<<<<
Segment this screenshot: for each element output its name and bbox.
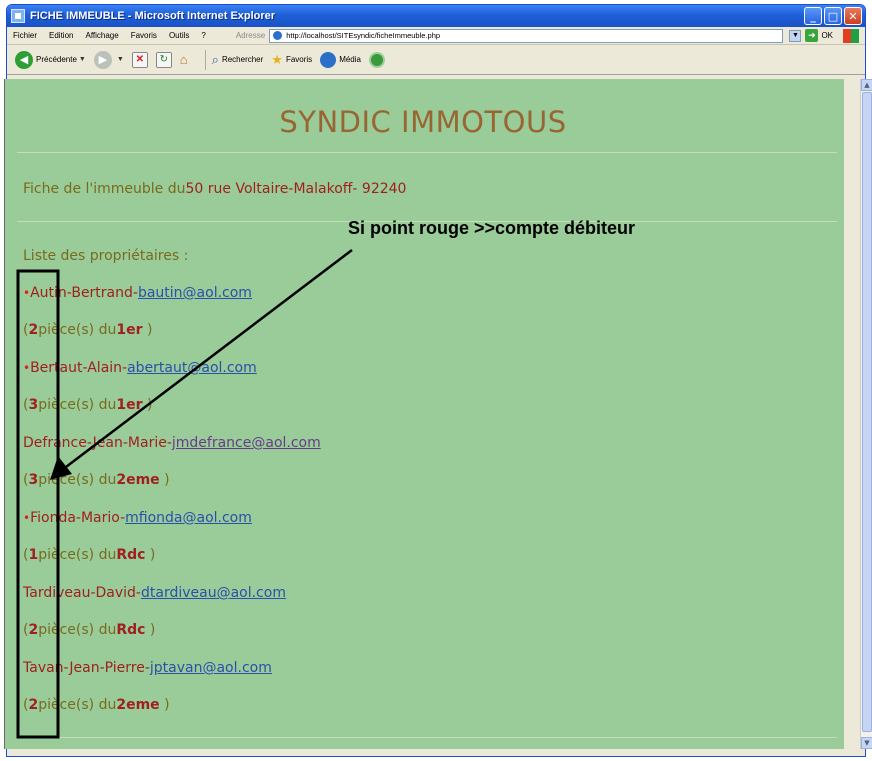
>>>>
<<<<
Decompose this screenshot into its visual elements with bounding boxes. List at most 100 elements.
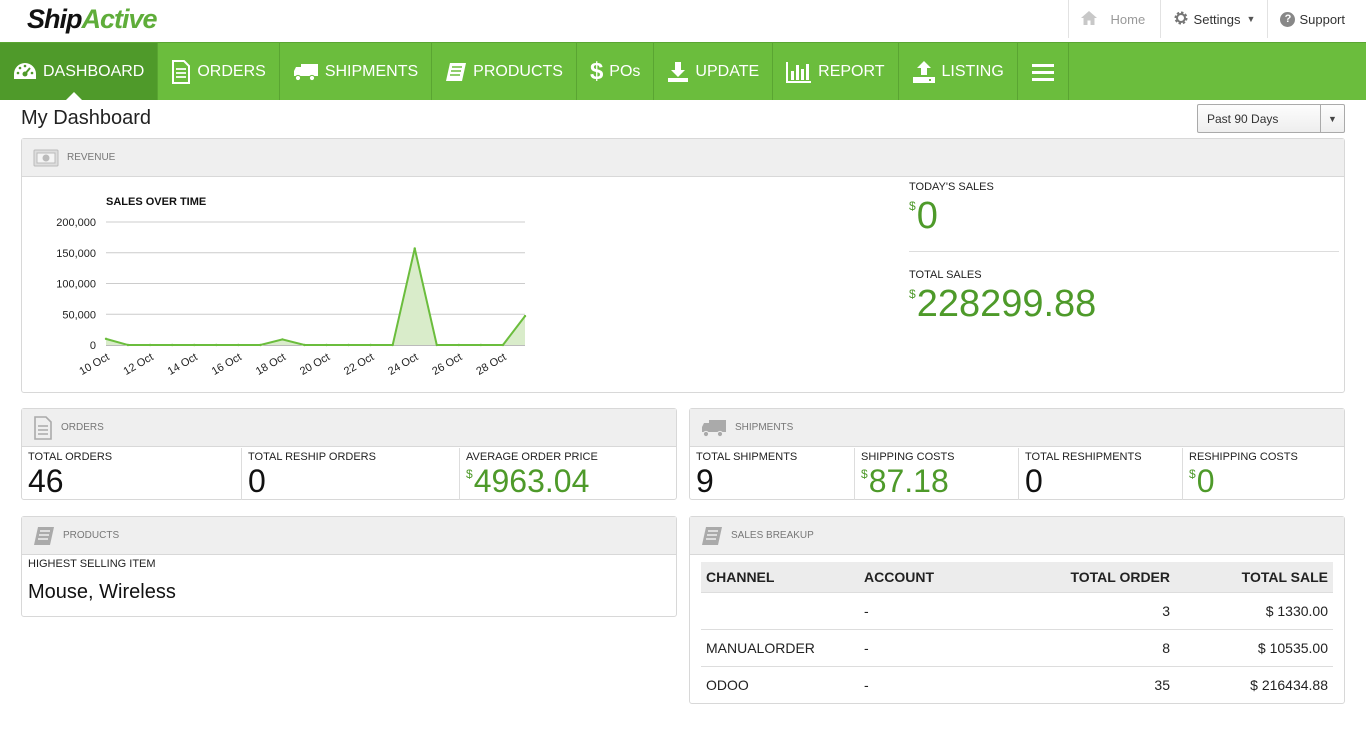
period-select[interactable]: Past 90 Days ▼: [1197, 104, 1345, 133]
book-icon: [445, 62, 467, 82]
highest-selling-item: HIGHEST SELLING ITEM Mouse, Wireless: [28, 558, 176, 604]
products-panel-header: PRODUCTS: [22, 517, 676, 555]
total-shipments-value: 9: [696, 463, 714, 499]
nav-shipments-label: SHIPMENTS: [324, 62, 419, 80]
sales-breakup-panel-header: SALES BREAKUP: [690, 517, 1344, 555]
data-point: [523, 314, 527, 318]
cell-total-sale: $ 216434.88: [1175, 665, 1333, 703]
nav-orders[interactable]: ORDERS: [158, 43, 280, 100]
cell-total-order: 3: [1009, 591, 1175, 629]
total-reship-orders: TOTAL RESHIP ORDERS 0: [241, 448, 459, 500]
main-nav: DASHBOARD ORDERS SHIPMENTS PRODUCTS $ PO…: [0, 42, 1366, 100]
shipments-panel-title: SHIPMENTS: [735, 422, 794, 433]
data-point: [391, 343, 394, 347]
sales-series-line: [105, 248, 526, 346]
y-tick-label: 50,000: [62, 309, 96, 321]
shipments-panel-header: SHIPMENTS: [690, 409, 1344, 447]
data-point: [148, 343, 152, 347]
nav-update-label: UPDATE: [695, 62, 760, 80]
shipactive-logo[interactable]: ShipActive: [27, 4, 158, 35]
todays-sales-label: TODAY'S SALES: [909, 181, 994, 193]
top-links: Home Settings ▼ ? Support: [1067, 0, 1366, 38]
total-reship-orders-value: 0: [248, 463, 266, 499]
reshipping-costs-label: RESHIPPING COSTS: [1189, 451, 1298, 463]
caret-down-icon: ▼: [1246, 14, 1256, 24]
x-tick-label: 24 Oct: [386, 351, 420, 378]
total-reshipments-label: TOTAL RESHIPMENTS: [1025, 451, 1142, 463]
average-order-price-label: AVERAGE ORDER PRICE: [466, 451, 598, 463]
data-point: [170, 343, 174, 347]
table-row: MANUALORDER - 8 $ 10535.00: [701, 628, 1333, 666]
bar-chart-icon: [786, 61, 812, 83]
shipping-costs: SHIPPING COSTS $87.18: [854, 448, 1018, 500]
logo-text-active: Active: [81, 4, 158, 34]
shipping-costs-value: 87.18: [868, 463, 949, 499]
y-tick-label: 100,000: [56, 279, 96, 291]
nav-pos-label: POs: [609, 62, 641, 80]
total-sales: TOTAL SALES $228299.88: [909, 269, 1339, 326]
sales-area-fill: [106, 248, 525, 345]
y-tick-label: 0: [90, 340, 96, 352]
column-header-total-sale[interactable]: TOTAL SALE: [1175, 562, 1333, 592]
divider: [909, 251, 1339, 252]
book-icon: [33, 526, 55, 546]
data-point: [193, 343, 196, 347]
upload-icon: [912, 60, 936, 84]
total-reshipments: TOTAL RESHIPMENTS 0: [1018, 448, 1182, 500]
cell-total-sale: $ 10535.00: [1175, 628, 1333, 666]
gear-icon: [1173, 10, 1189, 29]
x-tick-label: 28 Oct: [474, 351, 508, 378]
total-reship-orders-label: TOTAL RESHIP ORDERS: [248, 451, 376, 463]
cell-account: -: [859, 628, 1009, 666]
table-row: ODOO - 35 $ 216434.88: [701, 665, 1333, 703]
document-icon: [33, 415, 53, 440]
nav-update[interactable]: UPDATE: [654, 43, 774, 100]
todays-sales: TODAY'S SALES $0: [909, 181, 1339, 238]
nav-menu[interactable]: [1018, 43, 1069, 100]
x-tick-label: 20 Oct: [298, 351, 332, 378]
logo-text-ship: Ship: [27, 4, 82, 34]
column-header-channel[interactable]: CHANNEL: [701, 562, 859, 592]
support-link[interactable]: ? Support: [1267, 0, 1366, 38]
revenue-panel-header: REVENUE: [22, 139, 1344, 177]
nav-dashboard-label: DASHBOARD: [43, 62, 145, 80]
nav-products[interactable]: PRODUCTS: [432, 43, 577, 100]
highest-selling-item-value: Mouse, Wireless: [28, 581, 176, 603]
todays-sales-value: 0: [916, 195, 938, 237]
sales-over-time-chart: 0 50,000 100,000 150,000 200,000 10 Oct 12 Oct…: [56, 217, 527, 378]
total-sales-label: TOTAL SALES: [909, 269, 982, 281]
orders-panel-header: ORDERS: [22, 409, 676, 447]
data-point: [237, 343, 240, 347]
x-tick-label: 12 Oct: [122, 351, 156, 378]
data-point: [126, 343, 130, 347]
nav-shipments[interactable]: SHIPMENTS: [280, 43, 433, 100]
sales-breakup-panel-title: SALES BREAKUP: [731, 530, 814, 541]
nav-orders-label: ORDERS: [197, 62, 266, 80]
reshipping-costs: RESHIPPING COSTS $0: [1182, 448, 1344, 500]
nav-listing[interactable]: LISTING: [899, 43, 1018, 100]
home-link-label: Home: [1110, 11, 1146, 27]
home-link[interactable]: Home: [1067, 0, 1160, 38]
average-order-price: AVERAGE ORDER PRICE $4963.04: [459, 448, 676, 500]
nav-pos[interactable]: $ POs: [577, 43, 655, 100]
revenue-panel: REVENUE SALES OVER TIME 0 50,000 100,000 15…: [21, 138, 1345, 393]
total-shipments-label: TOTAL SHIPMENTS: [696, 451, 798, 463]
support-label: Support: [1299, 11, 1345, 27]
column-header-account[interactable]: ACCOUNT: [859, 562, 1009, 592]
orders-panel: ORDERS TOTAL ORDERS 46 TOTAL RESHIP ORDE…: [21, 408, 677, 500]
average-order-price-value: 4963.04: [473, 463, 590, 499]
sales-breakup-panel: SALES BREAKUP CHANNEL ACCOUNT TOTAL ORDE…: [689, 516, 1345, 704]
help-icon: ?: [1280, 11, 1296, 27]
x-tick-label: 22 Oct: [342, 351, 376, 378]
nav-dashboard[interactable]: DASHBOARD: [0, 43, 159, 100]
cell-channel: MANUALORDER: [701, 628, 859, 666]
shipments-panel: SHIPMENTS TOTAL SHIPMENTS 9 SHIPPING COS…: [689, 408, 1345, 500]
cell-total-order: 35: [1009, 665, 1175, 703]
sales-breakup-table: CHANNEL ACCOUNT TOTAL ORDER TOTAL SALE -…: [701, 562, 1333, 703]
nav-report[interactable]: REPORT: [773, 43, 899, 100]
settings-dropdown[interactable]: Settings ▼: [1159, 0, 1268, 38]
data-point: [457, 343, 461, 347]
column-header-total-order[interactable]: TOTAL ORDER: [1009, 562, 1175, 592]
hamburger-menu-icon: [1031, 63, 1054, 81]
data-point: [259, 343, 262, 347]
>>>>
_AIM OF THE EXERCISE_
Copy out the material above exactly, from the line holding "Decompose this screenshot" through the line holding "top-links: Home Settings", with both of those lines included. Leave the pictures out of your copy.

_TASK OUTPUT_
Decompose this screenshot into its visual elements with bounding boxes. List at most 100 elements.
period-select[interactable]: Past 90 Days ▼: [1197, 104, 1345, 133]
book-icon: [445, 62, 467, 82]
highest-selling-item: HIGHEST SELLING ITEM Mouse, Wireless: [28, 558, 176, 604]
products-panel-header: PRODUCTS: [22, 517, 676, 555]
total-shipments-value: 9: [696, 463, 714, 499]
nav-shipments-label: SHIPMENTS: [324, 62, 419, 80]
sales-breakup-panel-header: SALES BREAKUP: [690, 517, 1344, 555]
data-point: [523, 314, 527, 318]
cell-total-sale: $ 216434.88: [1175, 665, 1333, 703]
nav-orders[interactable]: ORDERS: [158, 43, 280, 100]
cell-total-order: 3: [1009, 591, 1175, 629]
total-reship-orders: TOTAL RESHIP ORDERS 0: [241, 448, 459, 500]
main-nav: DASHBOARD ORDERS SHIPMENTS PRODUCTS $ PO…: [0, 42, 1366, 100]
shipments-panel-title: SHIPMENTS: [735, 422, 794, 433]
data-point: [391, 343, 394, 347]
sales-series-line: [105, 248, 526, 346]
y-tick-label: 50,000: [62, 309, 96, 321]
shipments-panel-header: SHIPMENTS: [690, 409, 1344, 447]
data-point: [148, 343, 152, 347]
nav-update-label: UPDATE: [695, 62, 760, 80]
shipactive-logo[interactable]: ShipActive: [27, 4, 158, 35]
todays-sales-label: TODAY'S SALES: [909, 181, 994, 193]
top-links: Home Settings ▼ ? Support: [1067, 0, 1366, 38]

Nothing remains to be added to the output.